_Exercise:_ Please output every line of the material as it stands, without the pictures.
-- start of The records --
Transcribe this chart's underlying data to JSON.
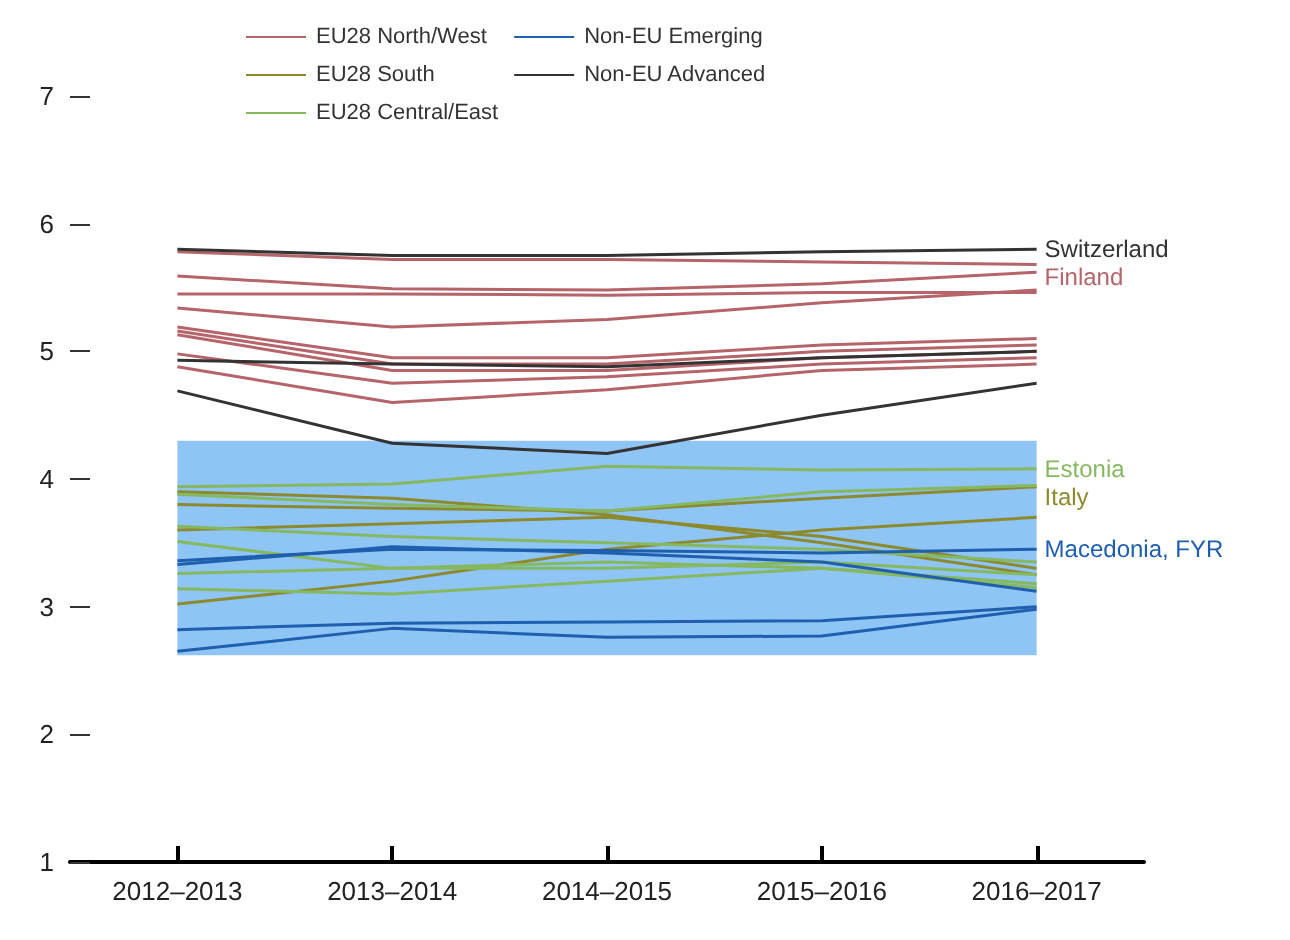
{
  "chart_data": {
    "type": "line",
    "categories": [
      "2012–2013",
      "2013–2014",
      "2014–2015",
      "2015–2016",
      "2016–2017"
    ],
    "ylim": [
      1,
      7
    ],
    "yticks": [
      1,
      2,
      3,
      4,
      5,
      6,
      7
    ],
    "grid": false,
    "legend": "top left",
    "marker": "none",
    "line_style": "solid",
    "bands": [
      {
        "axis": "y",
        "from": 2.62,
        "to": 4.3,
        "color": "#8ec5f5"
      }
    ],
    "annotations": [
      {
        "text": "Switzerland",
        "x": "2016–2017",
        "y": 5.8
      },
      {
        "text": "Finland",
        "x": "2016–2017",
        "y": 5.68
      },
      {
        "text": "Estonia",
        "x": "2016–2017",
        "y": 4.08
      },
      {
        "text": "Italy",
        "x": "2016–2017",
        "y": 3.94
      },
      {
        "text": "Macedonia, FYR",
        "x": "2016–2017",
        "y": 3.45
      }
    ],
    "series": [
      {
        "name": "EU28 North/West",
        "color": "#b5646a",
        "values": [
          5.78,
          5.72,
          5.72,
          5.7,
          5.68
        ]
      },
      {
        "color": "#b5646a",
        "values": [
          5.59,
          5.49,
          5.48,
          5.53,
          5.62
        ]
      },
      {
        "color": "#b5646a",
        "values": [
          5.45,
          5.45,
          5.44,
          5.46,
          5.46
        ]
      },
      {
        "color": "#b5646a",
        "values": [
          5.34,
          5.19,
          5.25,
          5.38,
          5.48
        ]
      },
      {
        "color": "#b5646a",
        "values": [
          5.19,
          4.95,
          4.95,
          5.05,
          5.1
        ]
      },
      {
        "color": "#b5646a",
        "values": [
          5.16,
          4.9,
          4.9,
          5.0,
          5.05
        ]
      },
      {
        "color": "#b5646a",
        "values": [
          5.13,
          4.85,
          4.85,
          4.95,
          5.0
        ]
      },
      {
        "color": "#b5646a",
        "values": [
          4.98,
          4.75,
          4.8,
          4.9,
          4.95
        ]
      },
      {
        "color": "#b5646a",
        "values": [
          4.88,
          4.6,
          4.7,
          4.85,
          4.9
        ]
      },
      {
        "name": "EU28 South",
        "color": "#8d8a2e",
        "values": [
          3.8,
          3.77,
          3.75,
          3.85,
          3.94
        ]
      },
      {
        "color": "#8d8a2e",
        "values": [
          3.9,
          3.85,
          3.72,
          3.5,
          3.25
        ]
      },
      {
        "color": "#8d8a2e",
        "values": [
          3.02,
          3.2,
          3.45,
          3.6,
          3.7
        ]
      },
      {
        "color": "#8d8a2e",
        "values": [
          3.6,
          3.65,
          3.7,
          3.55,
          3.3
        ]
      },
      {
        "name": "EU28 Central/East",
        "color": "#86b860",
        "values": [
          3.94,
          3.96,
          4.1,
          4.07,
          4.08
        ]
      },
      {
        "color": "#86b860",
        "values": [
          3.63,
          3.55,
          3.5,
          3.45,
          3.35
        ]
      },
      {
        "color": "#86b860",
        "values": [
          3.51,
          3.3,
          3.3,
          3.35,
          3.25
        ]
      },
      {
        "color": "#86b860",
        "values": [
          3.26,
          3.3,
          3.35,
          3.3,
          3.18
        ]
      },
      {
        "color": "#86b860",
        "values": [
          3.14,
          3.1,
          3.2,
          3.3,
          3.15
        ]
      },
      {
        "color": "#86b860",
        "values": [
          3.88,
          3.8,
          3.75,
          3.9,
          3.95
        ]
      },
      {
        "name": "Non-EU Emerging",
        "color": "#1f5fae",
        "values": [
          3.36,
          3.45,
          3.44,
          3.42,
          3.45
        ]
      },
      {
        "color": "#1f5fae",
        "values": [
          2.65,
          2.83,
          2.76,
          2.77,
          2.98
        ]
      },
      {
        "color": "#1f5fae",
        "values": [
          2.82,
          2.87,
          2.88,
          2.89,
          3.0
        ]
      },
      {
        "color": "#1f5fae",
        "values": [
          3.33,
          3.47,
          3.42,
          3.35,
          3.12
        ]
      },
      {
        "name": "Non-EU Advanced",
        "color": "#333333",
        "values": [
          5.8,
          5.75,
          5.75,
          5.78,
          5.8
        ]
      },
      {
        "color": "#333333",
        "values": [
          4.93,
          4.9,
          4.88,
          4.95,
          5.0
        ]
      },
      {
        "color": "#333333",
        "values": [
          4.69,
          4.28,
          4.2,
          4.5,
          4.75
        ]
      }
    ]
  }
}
-- end of The records --
_Task output:_
Transcribe this chart's underlying data to JSON.
{
  "chart_data": {
    "type": "line",
    "categories": [
      "2012–2013",
      "2013–2014",
      "2014–2015",
      "2015–2016",
      "2016–2017"
    ],
    "ylim": [
      1,
      7
    ],
    "yticks": [
      1,
      2,
      3,
      4,
      5,
      6,
      7
    ],
    "grid": false,
    "legend": "top left",
    "marker": "none",
    "line_style": "solid",
    "bands": [
      {
        "axis": "y",
        "from": 2.62,
        "to": 4.3,
        "color": "#8ec5f5"
      }
    ],
    "annotations": [
      {
        "text": "Switzerland",
        "x": "2016–2017",
        "y": 5.8
      },
      {
        "text": "Finland",
        "x": "2016–2017",
        "y": 5.68
      },
      {
        "text": "Estonia",
        "x": "2016–2017",
        "y": 4.08
      },
      {
        "text": "Italy",
        "x": "2016–2017",
        "y": 3.94
      },
      {
        "text": "Macedonia, FYR",
        "x": "2016–2017",
        "y": 3.45
      }
    ],
    "series": [
      {
        "name": "EU28 North/West",
        "color": "#b5646a",
        "values": [
          5.78,
          5.72,
          5.72,
          5.7,
          5.68
        ]
      },
      {
        "color": "#b5646a",
        "values": [
          5.59,
          5.49,
          5.48,
          5.53,
          5.62
        ]
      },
      {
        "color": "#b5646a",
        "values": [
          5.45,
          5.45,
          5.44,
          5.46,
          5.46
        ]
      },
      {
        "color": "#b5646a",
        "values": [
          5.34,
          5.19,
          5.25,
          5.38,
          5.48
        ]
      },
      {
        "color": "#b5646a",
        "values": [
          5.19,
          4.95,
          4.95,
          5.05,
          5.1
        ]
      },
      {
        "color": "#b5646a",
        "values": [
          5.16,
          4.9,
          4.9,
          5.0,
          5.05
        ]
      },
      {
        "color": "#b5646a",
        "values": [
          5.13,
          4.85,
          4.85,
          4.95,
          5.0
        ]
      },
      {
        "color": "#b5646a",
        "values": [
          4.98,
          4.75,
          4.8,
          4.9,
          4.95
        ]
      },
      {
        "color": "#b5646a",
        "values": [
          4.88,
          4.6,
          4.7,
          4.85,
          4.9
        ]
      },
      {
        "name": "EU28 South",
        "color": "#8d8a2e",
        "values": [
          3.8,
          3.77,
          3.75,
          3.85,
          3.94
        ]
      },
      {
        "color": "#8d8a2e",
        "values": [
          3.9,
          3.85,
          3.72,
          3.5,
          3.25
        ]
      },
      {
        "color": "#8d8a2e",
        "values": [
          3.02,
          3.2,
          3.45,
          3.6,
          3.7
        ]
      },
      {
        "color": "#8d8a2e",
        "values": [
          3.6,
          3.65,
          3.7,
          3.55,
          3.3
        ]
      },
      {
        "name": "EU28 Central/East",
        "color": "#86b860",
        "values": [
          3.94,
          3.96,
          4.1,
          4.07,
          4.08
        ]
      },
      {
        "color": "#86b860",
        "values": [
          3.63,
          3.55,
          3.5,
          3.45,
          3.35
        ]
      },
      {
        "color": "#86b860",
        "values": [
          3.51,
          3.3,
          3.3,
          3.35,
          3.25
        ]
      },
      {
        "color": "#86b860",
        "values": [
          3.26,
          3.3,
          3.35,
          3.3,
          3.18
        ]
      },
      {
        "color": "#86b860",
        "values": [
          3.14,
          3.1,
          3.2,
          3.3,
          3.15
        ]
      },
      {
        "color": "#86b860",
        "values": [
          3.88,
          3.8,
          3.75,
          3.9,
          3.95
        ]
      },
      {
        "name": "Non-EU Emerging",
        "color": "#1f5fae",
        "values": [
          3.36,
          3.45,
          3.44,
          3.42,
          3.45
        ]
      },
      {
        "color": "#1f5fae",
        "values": [
          2.65,
          2.83,
          2.76,
          2.77,
          2.98
        ]
      },
      {
        "color": "#1f5fae",
        "values": [
          2.82,
          2.87,
          2.88,
          2.89,
          3.0
        ]
      },
      {
        "color": "#1f5fae",
        "values": [
          3.33,
          3.47,
          3.42,
          3.35,
          3.12
        ]
      },
      {
        "name": "Non-EU Advanced",
        "color": "#333333",
        "values": [
          5.8,
          5.75,
          5.75,
          5.78,
          5.8
        ]
      },
      {
        "color": "#333333",
        "values": [
          4.93,
          4.9,
          4.88,
          4.95,
          5.0
        ]
      },
      {
        "color": "#333333",
        "values": [
          4.69,
          4.28,
          4.2,
          4.5,
          4.75
        ]
      }
    ]
  }
}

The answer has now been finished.